■ What needs to be done ■
Copy the lines below as they are; omit the images they contain.

■ Data shown ■
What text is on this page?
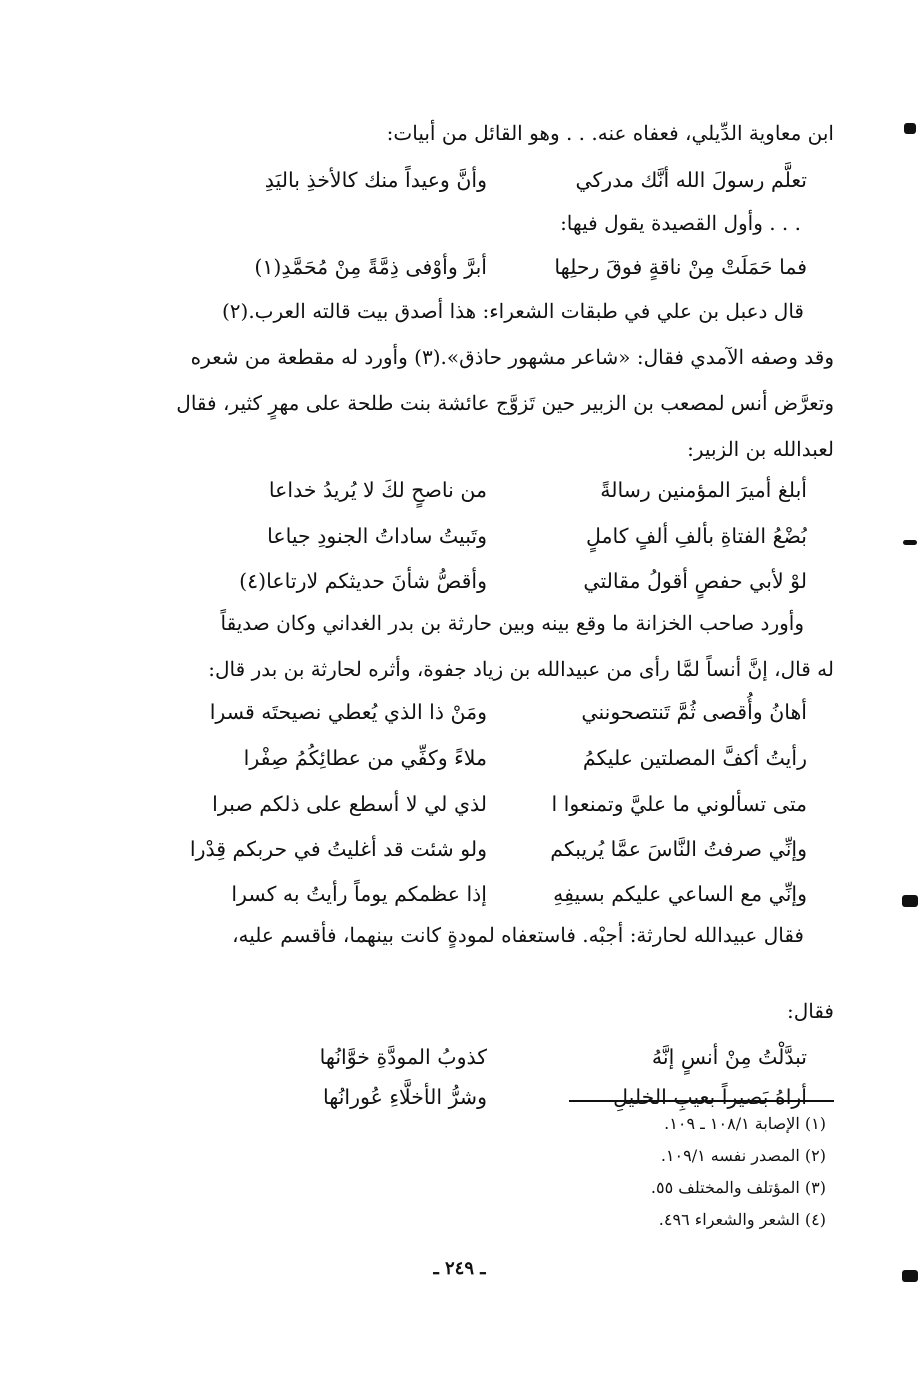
ابن معاوية الدِّيلي، فعفاه عنه. . . وهو القائل من أبيات:
تعلَّم رسولَ الله أنَّك مدركي
وأنَّ وعيداً منك كالأخذِ باليَدِ
. . . وأول القصيدة يقول فيها:
فما حَمَلَتْ مِنْ ناقةٍ فوقَ رحلِها
أبرَّ وأوْفى ذِمَّةً مِنْ مُحَمَّدِ(١)
قال دعبل بن علي في طبقات الشعراء: هذا أصدق بيت قالته العرب.(٢)
وقد وصفه الآمدي فقال: «شاعر مشهور حاذق».(٣) وأورد له مقطعة من شعره
وتعرَّض أنس لمصعب بن الزبير حين تَزوَّج عائشة بنت طلحة على مهرٍ كثير، فقال
لعبدالله بن الزبير:
أبلغ أميرَ المؤمنين رسالةً
من ناصحٍ لكَ لا يُريدُ خداعا
بُضْعُ الفتاةِ بألفِ ألفٍ كاملٍ
وتَبيتُ ساداتُ الجنودِ جياعا
لوْ لأبي حفصٍ أقولُ مقالتي
وأقصُّ شأنَ حديثكم لارتاعا(٤)
وأورد صاحب الخزانة ما وقع بينه وبين حارثة بن بدر الغداني وكان صديقاً
له قال، إنَّ أنساً لمَّا رأى من عبيدالله بن زياد جفوة، وأثره لحارثة بن بدر قال:
أهانُ وأُقصى ثُمَّ تَنتصحونني
ومَنْ ذا الذي يُعطي نصيحتَه قسرا
رأيتُ أكفَّ المصلتين عليكمُ
ملاءً وكفِّي من عطائِكُمُ صِفْرا
متى تسألوني ما عليَّ وتمنعوا ا
لذي لي لا أسطع على ذلكم صبرا
وإنِّي صرفتُ النَّاسَ عمَّا يُريبكم
ولو شئت قد أغليتُ في حربكم قِدْرا
وإنِّي مع الساعي عليكم بسيفِهِ
إذا عظمكم يوماً رأيتُ به كسرا
فقال عبيدالله لحارثة: أجبْه. فاستعفاه لمودةٍ كانت بينهما، فأقسم عليه،
فقال:
تبدَّلْتُ مِنْ أنسٍ إنَّهُ
كذوبُ المودَّةِ خوَّانُها
أراهُ بَصيراً بعيبِ الخليلِ
وشرُّ الأخلَّاءِ عُورانُها
(١) الإصابة ١٠٨/١ ـ ١٠٩.
(٢) المصدر نفسه ١٠٩/١.
(٣) المؤتلف والمختلف ٥٥.
(٤) الشعر والشعراء ٤٩٦.
ـ ٢٤٩ ـ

■ Solution for this exercise ■
What text is on this page?
ابن معاوية الدِّيلي، فعفاه عنه. . . وهو القائل من أبيات:
تعلَّم رسولَ الله أنَّك مدركي
وأنَّ وعيداً منك كالأخذِ باليَدِ
. . . وأول القصيدة يقول فيها:
فما حَمَلَتْ مِنْ ناقةٍ فوقَ رحلِها
أبرَّ وأوْفى ذِمَّةً مِنْ مُحَمَّدِ(١)
قال دعبل بن علي في طبقات الشعراء: هذا أصدق بيت قالته العرب.(٢)
وقد وصفه الآمدي فقال: «شاعر مشهور حاذق».(٣) وأورد له مقطعة من شعره
وتعرَّض أنس لمصعب بن الزبير حين تَزوَّج عائشة بنت طلحة على مهرٍ كثير، فقال
لعبدالله بن الزبير:
أبلغ أميرَ المؤمنين رسالةً
من ناصحٍ لكَ لا يُريدُ خداعا
بُضْعُ الفتاةِ بألفِ ألفٍ كاملٍ
وتَبيتُ ساداتُ الجنودِ جياعا
لوْ لأبي حفصٍ أقولُ مقالتي
وأقصُّ شأنَ حديثكم لارتاعا(٤)
وأورد صاحب الخزانة ما وقع بينه وبين حارثة بن بدر الغداني وكان صديقاً
له قال، إنَّ أنساً لمَّا رأى من عبيدالله بن زياد جفوة، وأثره لحارثة بن بدر قال:
أهانُ وأُقصى ثُمَّ تَنتصحونني
ومَنْ ذا الذي يُعطي نصيحتَه قسرا
رأيتُ أكفَّ المصلتين عليكمُ
ملاءً وكفِّي من عطائِكُمُ صِفْرا
متى تسألوني ما عليَّ وتمنعوا ا
لذي لي لا أسطع على ذلكم صبرا
وإنِّي صرفتُ النَّاسَ عمَّا يُريبكم
ولو شئت قد أغليتُ في حربكم قِدْرا
وإنِّي مع الساعي عليكم بسيفِهِ
إذا عظمكم يوماً رأيتُ به كسرا
فقال عبيدالله لحارثة: أجبْه. فاستعفاه لمودةٍ كانت بينهما، فأقسم عليه،
فقال:
تبدَّلْتُ مِنْ أنسٍ إنَّهُ
كذوبُ المودَّةِ خوَّانُها
أراهُ بَصيراً بعيبِ الخليلِ
وشرُّ الأخلَّاءِ عُورانُها
(١) الإصابة ١٠٨/١ ـ ١٠٩.
(٢) المصدر نفسه ١٠٩/١.
(٣) المؤتلف والمختلف ٥٥.
(٤) الشعر والشعراء ٤٩٦.
ـ ٢٤٩ ـ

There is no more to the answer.